선택 발췌문
+ + + + +

EM 방법은 뎀스터-라드-루빈 논문에서 [[베이즈 추론]]에서 [[최대 사후 확률]]을 계산하기 위해 변형되었다.

[[경사 하강법]], [[켤레기울기법]], 또는 가우스-뉴턴 방법의 변형 등과 같은 [[최대가능도방법|최대가능도]]를 찾는 여러 방법들이 존재한다. EM과 달리, 이러한 방법들은 일반적으로 가능도 함수의 첫 번째와 두 번째 미분의 계산을 필요로 한다.

== 올바름 증명 ==

기댓값 최대화 알고리즘은 <math>\log p(\mathbf{X}|\boldsymbol\theta)</math>을 직접적으로 향상시키기 보다 <math>Q(\boldsymbol\theta|\boldsymbol\theta^{(t)})</math>를 향상시키는 일이다.

+ + + + +

자료 발췌
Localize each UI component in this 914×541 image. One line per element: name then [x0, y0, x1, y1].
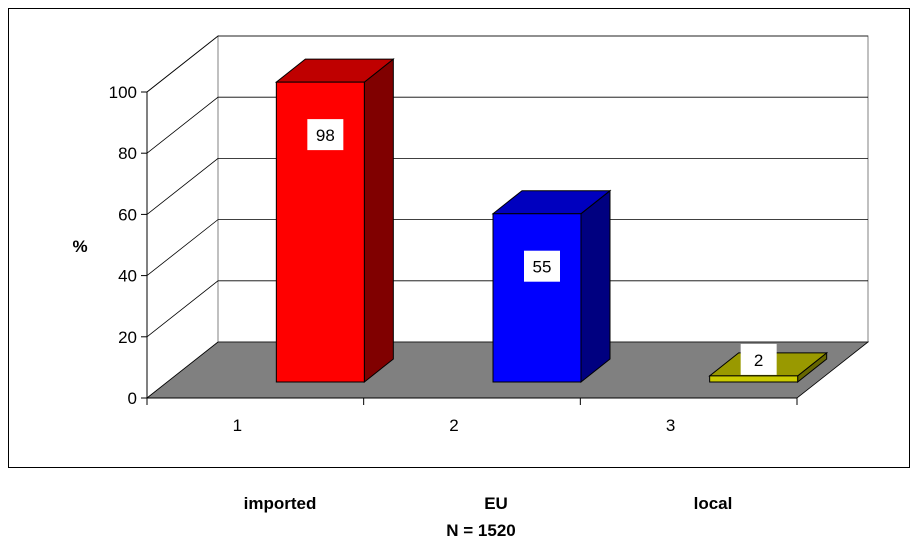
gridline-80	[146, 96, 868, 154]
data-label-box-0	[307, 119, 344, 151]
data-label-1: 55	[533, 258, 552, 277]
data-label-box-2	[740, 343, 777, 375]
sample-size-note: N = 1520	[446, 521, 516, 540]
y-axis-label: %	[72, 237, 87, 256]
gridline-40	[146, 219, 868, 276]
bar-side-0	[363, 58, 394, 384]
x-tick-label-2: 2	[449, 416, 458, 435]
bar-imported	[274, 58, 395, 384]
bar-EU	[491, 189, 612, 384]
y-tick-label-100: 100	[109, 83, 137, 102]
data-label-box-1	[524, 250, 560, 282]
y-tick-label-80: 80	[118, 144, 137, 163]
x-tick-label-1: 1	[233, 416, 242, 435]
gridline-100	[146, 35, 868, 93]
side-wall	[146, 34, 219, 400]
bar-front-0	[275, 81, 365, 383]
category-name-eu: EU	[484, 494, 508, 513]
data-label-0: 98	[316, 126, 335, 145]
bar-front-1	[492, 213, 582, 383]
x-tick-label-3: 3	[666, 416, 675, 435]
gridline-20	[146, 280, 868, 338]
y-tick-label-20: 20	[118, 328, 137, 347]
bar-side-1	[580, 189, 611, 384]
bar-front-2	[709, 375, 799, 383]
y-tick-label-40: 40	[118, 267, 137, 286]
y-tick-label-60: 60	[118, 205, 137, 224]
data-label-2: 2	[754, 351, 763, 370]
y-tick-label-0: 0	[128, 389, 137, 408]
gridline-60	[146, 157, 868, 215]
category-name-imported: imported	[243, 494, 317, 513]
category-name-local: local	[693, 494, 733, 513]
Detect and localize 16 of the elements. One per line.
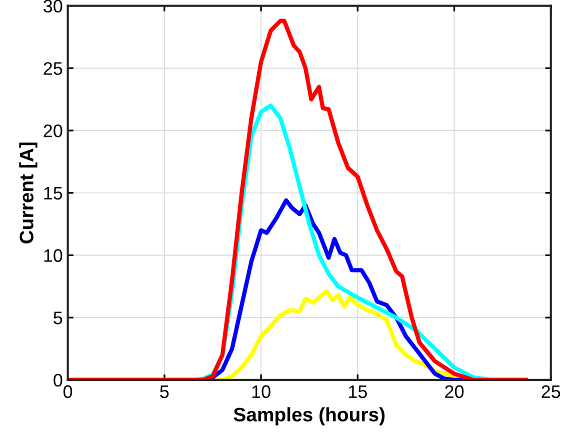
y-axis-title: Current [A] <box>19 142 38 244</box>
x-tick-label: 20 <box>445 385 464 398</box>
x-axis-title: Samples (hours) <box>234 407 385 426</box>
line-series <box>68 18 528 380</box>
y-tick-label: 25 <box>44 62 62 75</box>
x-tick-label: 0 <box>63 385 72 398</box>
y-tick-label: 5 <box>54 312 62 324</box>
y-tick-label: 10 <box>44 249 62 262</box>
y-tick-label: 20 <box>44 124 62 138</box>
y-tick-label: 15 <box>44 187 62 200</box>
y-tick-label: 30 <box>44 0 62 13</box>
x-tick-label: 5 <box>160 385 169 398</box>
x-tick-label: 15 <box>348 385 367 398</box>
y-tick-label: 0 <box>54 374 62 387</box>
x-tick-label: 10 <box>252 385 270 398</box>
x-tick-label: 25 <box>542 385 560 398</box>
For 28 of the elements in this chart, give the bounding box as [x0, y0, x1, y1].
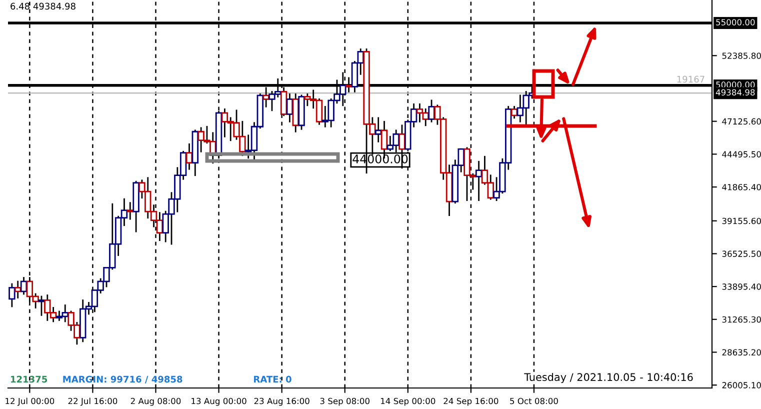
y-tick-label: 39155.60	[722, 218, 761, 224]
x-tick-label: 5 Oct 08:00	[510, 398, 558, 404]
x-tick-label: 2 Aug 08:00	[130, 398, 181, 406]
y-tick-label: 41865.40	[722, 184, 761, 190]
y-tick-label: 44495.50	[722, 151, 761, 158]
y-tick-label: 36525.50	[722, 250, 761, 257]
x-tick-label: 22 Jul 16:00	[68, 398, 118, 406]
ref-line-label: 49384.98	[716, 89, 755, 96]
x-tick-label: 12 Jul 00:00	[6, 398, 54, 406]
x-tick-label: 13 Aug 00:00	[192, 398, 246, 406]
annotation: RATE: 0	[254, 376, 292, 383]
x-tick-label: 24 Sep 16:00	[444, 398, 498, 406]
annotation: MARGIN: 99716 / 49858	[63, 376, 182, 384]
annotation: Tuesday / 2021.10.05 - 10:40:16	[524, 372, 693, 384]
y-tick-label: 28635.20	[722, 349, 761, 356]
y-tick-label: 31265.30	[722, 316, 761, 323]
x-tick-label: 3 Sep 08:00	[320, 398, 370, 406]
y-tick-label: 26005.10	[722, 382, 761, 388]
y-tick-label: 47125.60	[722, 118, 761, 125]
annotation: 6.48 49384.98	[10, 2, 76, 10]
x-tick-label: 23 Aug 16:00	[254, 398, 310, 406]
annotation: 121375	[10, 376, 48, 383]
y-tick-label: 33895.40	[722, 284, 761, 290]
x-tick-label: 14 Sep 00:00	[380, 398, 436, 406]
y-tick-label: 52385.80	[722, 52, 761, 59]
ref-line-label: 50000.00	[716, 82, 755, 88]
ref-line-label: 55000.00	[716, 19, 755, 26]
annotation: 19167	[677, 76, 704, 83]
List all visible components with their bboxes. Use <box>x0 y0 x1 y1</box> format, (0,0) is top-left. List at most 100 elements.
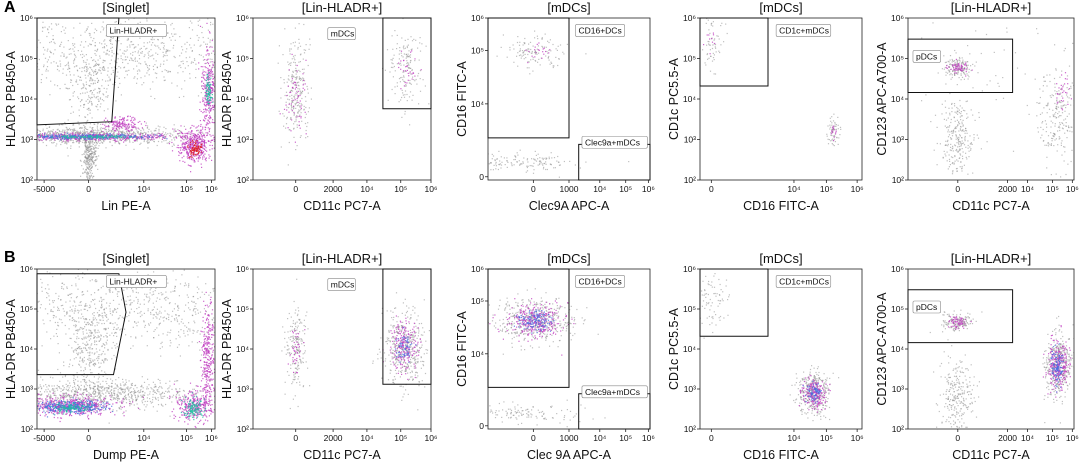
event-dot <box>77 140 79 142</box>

+ + + + +

작업 목록
• a. 기댓값 최대화 알고리즘에 관한 발췌문을 두 문장으로 요약하세요.
• b. 발췌문에 따르면 경사 하강법 같은 방법들이 EM과 달리 일반적으로 무엇의 계산을 필요로 하는지 답하세요.

작성 답변
• a. EM 방법은 뎀스터-라드-루빈 논문에서 베이즈 추론의 최대 사후 확률을 계산하도록 변형되었으며, 경사 하강법이나 켤레기울기법 같은 최대가능도 탐색 방법들은 EM과 달리 일반적으로 가능도 함수의 첫 번째와 두 번째 미분 계산을 필요로 한다. 올바름 증명에 따르면 이 알고리즘은 log p(X|θ)를 직접 향상시키기보다 Q(θ|θ^(t))를 향상시키는 일이다.

• b. 가능도 함수의 첫 번째와 두 번째 미분의 계산을 필요로 한다.